== Task statement ==
Using the entries that follow, collect the lines where the word "bank" appears.
■ ■ ■ ■
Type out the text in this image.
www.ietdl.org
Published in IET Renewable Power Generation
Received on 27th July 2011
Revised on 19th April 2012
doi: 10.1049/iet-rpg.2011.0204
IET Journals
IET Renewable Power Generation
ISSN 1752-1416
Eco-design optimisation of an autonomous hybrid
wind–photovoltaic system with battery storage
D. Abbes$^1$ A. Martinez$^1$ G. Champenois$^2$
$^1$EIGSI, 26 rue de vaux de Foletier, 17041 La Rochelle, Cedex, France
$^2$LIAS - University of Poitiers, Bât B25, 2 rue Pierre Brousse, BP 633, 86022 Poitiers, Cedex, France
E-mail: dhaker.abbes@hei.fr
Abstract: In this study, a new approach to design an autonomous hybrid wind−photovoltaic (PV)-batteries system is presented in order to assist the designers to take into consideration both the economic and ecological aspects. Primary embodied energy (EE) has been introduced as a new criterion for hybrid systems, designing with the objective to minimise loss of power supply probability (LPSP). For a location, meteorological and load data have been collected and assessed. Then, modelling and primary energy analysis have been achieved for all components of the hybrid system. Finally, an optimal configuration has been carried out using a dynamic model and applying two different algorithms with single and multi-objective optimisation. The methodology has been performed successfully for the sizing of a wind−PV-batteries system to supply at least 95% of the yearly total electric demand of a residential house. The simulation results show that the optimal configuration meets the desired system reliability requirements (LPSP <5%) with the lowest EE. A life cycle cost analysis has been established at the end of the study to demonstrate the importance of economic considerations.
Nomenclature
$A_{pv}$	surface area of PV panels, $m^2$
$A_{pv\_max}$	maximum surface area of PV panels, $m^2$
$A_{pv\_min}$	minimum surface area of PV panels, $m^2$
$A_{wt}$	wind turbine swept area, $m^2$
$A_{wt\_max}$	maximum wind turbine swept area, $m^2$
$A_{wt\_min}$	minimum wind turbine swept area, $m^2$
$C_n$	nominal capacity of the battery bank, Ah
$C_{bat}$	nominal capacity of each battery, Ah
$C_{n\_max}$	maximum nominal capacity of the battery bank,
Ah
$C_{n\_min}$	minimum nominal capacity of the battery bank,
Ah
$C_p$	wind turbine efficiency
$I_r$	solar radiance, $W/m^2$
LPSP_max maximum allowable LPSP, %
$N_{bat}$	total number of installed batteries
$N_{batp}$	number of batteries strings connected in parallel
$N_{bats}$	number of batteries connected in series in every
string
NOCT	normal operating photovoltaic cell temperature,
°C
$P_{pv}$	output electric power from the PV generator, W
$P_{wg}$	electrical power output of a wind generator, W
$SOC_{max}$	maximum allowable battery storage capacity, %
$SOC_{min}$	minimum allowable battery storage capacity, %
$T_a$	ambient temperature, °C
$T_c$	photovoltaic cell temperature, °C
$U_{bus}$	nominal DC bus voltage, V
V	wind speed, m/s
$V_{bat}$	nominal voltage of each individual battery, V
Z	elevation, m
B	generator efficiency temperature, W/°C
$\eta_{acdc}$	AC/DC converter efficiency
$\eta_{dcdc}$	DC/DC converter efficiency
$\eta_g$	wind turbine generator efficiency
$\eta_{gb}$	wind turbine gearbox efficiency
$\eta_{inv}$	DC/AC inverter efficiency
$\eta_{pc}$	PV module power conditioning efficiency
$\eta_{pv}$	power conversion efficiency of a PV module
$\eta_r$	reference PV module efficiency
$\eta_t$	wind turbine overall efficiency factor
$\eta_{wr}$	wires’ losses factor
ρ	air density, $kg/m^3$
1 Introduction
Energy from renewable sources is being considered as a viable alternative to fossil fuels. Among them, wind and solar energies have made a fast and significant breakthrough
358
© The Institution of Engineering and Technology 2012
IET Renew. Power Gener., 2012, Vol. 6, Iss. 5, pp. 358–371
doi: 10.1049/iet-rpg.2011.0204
■ ■ ■ ■
== The response ==
$C_n$	nominal capacity of the battery bank, Ah
$C_{n\_max}$	maximum nominal capacity of the battery bank,
$C_{n\_min}$	minimum nominal capacity of the battery bank,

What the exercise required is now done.